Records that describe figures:
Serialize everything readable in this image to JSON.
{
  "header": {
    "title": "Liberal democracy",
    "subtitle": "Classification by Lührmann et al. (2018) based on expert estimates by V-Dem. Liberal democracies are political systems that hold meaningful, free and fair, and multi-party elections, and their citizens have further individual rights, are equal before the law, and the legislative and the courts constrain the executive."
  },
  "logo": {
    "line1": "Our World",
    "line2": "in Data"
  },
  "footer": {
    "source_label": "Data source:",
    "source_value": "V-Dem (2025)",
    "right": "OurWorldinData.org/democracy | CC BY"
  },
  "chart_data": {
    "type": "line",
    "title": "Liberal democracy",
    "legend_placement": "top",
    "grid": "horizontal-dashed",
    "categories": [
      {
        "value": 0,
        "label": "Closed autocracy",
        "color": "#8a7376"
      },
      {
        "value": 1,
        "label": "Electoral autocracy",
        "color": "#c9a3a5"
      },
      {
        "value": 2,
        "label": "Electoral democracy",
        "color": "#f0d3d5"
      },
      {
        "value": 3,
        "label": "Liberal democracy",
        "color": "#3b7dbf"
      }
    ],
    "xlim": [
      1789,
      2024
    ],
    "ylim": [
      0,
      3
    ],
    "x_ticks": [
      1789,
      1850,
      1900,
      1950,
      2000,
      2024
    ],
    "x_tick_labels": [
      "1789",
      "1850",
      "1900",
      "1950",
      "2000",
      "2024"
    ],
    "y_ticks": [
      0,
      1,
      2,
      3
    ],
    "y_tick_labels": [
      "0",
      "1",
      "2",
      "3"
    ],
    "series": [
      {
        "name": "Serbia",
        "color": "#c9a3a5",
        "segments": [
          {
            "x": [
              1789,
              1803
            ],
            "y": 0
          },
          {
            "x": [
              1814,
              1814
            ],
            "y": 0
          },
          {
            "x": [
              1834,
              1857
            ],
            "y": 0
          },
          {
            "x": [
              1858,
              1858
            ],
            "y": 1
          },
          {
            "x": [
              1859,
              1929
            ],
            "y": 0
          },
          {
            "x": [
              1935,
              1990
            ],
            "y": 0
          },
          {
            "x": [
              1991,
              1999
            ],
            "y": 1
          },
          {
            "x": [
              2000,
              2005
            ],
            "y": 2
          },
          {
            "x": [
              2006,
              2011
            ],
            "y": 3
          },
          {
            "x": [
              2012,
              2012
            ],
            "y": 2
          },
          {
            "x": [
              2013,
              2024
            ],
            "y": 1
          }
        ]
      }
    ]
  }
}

Aim of the exercise :: The records are above. How many lines in them contain the word "color"? Give the number alone.

Right answer :: 5